Figure record listings
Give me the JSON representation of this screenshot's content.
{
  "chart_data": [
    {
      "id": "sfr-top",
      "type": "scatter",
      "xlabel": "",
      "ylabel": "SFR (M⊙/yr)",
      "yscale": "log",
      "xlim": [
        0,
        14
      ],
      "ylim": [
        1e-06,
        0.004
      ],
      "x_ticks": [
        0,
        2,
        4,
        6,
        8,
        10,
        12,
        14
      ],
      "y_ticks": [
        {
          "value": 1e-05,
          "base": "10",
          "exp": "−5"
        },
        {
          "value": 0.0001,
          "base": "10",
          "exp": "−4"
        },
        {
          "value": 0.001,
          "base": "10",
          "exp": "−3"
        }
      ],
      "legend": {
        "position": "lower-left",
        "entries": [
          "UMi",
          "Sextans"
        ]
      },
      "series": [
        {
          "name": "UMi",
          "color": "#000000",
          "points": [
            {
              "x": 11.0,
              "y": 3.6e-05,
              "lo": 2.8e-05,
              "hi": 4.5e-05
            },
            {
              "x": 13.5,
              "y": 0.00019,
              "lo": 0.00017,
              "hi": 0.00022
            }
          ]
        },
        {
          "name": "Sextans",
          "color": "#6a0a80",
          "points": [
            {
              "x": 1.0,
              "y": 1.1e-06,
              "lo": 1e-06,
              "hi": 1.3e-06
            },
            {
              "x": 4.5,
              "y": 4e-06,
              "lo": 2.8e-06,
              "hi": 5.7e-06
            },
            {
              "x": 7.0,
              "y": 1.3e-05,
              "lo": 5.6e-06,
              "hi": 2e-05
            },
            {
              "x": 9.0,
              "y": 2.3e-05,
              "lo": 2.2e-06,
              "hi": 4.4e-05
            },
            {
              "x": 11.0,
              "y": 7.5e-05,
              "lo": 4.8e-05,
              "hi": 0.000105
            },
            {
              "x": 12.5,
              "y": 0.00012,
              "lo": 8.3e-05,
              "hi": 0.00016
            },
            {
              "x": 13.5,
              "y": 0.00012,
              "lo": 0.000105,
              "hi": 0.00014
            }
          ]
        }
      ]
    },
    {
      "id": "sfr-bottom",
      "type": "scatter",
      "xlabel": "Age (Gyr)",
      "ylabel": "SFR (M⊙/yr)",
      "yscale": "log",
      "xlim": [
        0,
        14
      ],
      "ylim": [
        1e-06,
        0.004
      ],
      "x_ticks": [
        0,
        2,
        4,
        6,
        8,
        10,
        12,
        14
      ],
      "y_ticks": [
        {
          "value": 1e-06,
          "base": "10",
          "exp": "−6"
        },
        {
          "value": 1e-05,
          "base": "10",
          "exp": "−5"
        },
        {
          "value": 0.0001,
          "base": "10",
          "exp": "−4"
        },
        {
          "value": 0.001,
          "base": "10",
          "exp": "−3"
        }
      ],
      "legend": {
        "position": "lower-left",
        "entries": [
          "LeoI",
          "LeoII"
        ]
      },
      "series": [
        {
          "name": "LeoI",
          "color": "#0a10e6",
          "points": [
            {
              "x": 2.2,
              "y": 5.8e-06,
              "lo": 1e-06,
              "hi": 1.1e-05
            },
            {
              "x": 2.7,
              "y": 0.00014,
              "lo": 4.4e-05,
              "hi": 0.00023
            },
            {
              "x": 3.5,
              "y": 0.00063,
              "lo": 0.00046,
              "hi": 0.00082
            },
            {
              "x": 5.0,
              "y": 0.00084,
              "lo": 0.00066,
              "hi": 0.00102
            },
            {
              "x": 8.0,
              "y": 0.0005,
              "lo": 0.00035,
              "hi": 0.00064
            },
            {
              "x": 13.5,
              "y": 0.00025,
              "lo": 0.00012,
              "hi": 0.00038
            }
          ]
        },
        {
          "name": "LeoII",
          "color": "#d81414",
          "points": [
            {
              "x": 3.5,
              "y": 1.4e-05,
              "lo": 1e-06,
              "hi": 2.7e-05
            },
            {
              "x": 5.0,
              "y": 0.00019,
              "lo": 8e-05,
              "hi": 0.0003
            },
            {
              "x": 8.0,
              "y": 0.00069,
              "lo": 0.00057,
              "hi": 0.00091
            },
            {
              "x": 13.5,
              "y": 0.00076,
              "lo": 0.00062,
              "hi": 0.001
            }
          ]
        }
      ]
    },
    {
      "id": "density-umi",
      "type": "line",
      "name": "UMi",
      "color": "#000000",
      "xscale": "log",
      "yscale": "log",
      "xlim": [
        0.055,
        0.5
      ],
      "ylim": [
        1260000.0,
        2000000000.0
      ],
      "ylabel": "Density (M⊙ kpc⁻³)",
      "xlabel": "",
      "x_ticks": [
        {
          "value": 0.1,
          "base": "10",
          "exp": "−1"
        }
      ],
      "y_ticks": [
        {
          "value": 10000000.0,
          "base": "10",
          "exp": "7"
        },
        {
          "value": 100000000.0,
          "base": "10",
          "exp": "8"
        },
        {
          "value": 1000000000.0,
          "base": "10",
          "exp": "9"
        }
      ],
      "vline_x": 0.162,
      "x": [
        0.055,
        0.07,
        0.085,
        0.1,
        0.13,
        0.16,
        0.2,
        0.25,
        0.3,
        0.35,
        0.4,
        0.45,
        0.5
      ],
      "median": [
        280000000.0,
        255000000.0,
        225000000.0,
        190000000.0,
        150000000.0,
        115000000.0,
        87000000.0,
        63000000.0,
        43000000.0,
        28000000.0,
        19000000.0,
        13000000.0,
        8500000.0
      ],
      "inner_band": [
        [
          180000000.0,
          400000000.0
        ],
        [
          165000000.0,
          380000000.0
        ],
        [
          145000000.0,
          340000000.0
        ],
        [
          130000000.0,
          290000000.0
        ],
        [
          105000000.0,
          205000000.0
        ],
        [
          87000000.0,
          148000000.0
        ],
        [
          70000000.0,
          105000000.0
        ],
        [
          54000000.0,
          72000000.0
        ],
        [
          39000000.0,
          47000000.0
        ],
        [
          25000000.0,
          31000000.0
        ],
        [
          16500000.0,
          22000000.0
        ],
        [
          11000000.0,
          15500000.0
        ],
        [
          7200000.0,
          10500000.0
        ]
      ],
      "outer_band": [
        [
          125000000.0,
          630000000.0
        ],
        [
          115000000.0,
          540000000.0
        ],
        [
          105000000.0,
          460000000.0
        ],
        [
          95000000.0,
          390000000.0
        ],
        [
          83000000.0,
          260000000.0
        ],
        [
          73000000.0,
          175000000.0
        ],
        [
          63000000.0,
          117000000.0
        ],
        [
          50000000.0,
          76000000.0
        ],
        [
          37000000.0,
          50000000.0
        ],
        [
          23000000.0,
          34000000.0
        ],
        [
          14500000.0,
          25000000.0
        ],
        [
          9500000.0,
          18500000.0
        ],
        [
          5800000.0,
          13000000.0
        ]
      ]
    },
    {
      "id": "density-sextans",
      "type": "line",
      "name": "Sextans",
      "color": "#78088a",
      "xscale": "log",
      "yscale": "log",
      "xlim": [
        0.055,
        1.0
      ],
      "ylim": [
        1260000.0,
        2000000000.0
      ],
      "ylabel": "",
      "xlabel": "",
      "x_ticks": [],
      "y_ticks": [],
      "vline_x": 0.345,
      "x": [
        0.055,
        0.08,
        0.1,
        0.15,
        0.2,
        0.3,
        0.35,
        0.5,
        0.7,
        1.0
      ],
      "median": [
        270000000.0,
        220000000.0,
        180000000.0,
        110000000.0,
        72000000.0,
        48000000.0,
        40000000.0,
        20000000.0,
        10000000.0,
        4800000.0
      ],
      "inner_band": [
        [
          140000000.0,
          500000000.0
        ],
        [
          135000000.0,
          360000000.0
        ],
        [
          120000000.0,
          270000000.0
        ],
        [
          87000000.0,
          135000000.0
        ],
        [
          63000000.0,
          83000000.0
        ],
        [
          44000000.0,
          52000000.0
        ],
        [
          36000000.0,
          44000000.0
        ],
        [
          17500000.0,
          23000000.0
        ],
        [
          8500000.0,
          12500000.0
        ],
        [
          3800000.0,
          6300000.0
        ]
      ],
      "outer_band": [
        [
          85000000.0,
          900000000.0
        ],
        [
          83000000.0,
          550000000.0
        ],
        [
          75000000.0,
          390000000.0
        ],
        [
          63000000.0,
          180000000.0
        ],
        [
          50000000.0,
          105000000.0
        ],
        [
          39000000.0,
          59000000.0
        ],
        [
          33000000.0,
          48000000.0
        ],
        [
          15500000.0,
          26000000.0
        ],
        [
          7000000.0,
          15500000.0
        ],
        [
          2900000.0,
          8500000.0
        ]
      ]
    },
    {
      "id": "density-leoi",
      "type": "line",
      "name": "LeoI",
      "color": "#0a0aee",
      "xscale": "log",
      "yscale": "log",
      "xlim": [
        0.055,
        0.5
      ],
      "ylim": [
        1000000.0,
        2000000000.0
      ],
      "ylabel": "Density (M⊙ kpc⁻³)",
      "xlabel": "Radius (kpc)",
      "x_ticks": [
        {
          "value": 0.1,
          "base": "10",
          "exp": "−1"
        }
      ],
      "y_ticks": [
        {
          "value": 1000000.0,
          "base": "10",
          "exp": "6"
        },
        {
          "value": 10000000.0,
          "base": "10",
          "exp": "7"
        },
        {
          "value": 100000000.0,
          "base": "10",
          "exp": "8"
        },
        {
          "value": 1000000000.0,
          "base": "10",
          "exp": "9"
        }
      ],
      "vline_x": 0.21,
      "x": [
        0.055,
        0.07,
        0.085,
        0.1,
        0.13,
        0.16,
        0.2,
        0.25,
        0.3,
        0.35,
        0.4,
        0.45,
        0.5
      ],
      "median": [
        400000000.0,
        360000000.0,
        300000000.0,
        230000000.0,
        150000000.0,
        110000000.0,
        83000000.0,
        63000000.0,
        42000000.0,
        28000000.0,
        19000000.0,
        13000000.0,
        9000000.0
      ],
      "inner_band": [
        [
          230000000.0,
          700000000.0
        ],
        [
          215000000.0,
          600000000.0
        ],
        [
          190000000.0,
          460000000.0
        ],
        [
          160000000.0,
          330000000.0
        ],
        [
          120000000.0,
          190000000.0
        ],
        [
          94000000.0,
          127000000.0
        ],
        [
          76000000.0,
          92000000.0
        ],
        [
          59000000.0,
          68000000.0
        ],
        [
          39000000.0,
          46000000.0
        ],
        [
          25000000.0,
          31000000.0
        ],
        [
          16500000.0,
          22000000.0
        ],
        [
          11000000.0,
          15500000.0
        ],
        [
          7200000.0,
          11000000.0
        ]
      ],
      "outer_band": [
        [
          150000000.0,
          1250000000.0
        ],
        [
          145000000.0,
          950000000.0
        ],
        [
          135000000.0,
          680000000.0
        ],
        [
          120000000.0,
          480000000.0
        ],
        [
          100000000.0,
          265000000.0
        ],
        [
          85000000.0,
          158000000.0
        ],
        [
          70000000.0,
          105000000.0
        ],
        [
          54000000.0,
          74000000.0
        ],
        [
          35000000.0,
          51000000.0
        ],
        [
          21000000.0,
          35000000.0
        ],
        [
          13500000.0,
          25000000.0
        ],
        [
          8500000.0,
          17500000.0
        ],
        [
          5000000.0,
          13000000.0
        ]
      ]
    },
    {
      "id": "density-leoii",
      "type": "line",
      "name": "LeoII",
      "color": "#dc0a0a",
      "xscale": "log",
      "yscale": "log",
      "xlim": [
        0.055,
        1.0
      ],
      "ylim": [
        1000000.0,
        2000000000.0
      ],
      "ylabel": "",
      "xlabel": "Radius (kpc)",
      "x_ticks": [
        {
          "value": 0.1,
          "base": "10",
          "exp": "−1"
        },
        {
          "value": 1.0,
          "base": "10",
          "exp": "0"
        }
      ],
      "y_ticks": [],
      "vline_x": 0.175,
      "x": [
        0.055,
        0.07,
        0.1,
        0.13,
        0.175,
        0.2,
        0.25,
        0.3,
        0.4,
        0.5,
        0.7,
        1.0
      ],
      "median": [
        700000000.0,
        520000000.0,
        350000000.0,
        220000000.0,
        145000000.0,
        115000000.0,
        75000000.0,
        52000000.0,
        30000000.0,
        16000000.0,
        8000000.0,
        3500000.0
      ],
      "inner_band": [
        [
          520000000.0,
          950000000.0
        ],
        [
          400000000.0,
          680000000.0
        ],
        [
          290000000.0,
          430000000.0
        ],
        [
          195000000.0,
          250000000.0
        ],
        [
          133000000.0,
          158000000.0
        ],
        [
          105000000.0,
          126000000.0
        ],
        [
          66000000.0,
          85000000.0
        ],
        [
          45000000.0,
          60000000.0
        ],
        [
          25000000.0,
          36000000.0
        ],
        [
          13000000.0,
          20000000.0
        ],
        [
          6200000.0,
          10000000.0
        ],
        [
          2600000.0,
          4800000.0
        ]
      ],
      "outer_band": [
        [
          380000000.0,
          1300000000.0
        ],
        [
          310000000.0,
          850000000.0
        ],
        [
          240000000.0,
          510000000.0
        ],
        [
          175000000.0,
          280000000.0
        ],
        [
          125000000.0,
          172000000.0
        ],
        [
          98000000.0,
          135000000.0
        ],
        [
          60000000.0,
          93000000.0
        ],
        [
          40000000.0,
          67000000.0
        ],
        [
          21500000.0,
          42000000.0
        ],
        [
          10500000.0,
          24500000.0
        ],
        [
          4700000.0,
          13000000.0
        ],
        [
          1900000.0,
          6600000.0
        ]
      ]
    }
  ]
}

Written task:
In the records above, how many lines contain the word "name"? Give the number alone.

Expected answer:
8